--- Text block Enclosed Below ---

Originally posted by Rob Ross:
Objectivism was a product of the late 19th century thinking. Objectivism has no place in the modern era.
Of what did Ayn Rand die? Where is she Buried?
Ayn Rand died on March 6, 1982, of heart failure. She was buried in Kenisco Cemetery in Valhalla, N.Y. next to her husband Frank O'Connor (who died in 1979). See also: "To the Reader" by Harry Binswanger, The Objectivist Forum Vol. 3, No. 1.
I want a compilation of a good list of books to read. And if they are available in etext format all the better.
Originally posted by Cindy Glass:
First, quantum mechanics has *proved* that "reality" can only be described when we are observing something; when we're not looking, it's not real. That's completely contrary to what Objectivism believes.
Hogwash - quantum mechanics has proved that we don't know diddly about how the universe works or what is "reality".
Objectivism deals with the human condition in the universe no MATTER how it works. However it works - it is there and exists whether we are there to be concious of it or not.
Photons, neutrons and even whole atoms act sometimes like waves, sometimes like particles, but they actually have no definite form until they are measured. Measurements, once made, can also be erased, altering the outcome of an experiment that has already occurred. A measurement of one quantum entity can instantaneously influence another far away. This odd behavior can occur not only in the microscopic realm but also even in objects large enough to be seen with the naked eye.
The astronomers choice of how to observe photons from the quasar here in the present apparently determines whether each photon took both paths or just one path around the gravitational lens-billions of years ago. As they approached the galactic beam splitter the photons must have had something like a premonition telling them how to behave in order to satisfy a choice to be made by unborn beings on a still nonexistent planet.
The fallacy giving rise to such speculations,Wheeler explains, is the assumption that a photon had some physical form before the astronomer observed it. Either it was a wave or a particle; either it went both ways around the quasar or only one way. Actually Wheeler says quantum phenomena are neither waves nor particles but are intrinsically undefined until the moment they are measured. In a sense the British philosopher Bishop Berkeley was right when he asserted two centuries ago that "to be is to be perceived."
Originally posted by Pranav Jaidka:
I dont know what kind of philosophy youre interested in .......but I would recommend
Ayn Rand's books in case youre interested. Her philosophy is called 'Objectivism'.
Read the following.
1) The Fountainhead
2) Atlas Shrugged.
Amazing books both of them.
Try not to emulate the characters though. Cause its not practical for most people.
I believe Ayn Rand committed suicide coz she was trying to emulate her characters and could not successfully do that.
Originally by Sharu
Any list you'll get from other people can (and probably should) be examined objectively (or subjectively ) for bias (or personal preference ). Therefore unless you develop your personal objectives and believes, it will be hard to recommend anything.

--- End of Enclosed Text block ---
--- Excerpted records Enclosed Below ---

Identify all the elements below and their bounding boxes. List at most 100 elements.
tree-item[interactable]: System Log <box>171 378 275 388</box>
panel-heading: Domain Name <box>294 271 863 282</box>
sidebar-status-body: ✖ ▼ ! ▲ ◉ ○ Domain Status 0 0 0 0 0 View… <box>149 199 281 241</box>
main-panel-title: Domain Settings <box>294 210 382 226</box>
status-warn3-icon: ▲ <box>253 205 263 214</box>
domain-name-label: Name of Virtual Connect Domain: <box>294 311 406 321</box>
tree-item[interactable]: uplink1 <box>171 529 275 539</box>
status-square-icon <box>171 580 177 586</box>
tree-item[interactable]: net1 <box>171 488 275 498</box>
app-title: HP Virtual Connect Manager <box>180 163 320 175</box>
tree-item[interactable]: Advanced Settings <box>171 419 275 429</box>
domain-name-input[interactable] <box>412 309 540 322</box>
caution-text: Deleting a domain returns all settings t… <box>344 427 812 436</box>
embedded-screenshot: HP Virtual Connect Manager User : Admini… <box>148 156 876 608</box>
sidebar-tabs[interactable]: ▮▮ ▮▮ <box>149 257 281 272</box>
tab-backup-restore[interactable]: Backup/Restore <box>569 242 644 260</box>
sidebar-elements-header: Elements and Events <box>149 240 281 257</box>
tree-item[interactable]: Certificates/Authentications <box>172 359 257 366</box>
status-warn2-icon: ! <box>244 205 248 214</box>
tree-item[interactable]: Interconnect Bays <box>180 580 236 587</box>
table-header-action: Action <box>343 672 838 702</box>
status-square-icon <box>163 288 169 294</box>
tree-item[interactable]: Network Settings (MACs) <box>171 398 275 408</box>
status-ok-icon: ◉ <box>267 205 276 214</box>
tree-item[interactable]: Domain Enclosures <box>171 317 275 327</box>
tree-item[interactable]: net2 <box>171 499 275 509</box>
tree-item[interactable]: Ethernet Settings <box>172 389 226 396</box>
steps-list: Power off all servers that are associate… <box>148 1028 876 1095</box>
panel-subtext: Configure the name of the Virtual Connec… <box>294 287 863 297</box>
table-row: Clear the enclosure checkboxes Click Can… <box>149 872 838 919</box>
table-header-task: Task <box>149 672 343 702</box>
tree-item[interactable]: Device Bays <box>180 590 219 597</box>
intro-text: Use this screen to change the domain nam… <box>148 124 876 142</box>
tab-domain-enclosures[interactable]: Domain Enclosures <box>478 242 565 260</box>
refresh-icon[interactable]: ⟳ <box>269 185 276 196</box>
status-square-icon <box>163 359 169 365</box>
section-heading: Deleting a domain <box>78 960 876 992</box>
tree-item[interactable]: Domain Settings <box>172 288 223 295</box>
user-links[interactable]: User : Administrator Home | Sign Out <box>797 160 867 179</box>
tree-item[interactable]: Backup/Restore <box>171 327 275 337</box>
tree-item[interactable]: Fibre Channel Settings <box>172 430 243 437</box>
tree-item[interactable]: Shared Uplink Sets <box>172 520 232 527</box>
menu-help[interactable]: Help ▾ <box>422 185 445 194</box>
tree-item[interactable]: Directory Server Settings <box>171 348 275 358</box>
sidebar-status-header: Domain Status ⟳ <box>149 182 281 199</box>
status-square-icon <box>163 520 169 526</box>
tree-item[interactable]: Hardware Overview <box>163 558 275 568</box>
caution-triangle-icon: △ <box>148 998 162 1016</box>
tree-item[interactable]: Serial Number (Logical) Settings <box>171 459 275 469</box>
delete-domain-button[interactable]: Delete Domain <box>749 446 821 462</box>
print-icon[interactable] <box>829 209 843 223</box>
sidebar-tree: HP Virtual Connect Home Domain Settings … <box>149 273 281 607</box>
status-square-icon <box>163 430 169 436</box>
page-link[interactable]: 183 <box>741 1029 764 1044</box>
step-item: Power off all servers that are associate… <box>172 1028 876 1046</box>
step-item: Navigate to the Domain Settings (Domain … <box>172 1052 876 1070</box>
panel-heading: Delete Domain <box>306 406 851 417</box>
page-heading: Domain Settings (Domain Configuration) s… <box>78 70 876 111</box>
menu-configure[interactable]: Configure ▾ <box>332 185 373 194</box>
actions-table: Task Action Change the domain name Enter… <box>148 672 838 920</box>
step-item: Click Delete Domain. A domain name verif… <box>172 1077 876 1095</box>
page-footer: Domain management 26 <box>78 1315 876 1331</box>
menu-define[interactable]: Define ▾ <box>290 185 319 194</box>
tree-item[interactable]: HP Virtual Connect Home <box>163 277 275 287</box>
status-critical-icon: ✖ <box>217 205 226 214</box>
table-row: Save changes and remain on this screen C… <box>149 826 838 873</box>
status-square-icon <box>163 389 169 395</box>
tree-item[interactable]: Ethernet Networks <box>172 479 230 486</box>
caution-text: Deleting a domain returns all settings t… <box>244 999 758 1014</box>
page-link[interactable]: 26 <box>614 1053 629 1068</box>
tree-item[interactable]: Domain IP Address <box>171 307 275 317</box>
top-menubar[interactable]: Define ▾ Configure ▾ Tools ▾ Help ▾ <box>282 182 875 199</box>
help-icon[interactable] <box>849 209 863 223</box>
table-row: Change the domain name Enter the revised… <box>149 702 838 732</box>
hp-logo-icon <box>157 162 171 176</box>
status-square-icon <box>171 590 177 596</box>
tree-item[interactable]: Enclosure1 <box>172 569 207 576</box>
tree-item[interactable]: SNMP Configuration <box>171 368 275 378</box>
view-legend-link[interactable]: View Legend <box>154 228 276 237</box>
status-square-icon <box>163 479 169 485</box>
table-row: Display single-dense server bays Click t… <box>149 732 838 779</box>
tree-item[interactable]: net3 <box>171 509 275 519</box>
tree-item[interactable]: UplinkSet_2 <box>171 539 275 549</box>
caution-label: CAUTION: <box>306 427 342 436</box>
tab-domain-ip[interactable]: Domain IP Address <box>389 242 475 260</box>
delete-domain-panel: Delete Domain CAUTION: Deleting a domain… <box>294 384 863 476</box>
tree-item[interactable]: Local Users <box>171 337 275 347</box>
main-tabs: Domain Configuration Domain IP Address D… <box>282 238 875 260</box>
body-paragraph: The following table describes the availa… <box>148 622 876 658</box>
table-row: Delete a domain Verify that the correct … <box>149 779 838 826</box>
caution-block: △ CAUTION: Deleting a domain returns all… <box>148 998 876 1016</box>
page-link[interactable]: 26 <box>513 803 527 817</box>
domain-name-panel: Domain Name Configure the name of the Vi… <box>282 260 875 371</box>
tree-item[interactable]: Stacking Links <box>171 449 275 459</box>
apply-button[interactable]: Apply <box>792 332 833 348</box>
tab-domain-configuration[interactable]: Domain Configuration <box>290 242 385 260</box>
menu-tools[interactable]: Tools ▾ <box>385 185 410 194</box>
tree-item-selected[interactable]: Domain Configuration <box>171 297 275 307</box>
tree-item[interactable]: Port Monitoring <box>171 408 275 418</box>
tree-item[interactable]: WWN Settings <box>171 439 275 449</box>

--- End of Enclosed Excerpted records ---

## [Problem to solve]
Copy the forum discussion above word for word. Start at the words "The fallacy giving" and stop after "for most people.".

## [Solved exercise]
The fallacy giving rise to such speculations,Wheeler explains, is the assumption that a photon had some physical form before the astronomer observed it. Either it was a wave or a particle; either it went both ways around the quasar or only one way. Actually Wheeler says quantum phenomena are neither waves nor particles but are intrinsically undefined until the moment they are measured. In a sense the British philosopher Bishop Berkeley was right when he asserted two centuries ago that "to be is to be perceived."
Originally posted by Pranav Jaidka:
I dont know what kind of philosophy youre interested in .......but I would recommend
Ayn Rand's books in case youre interested. Her philosophy is called 'Objectivism'.
Read the following.
1) The Fountainhead
2) Atlas Shrugged.
Amazing books both of them.
Try not to emulate the characters though. Cause its not practical for most people.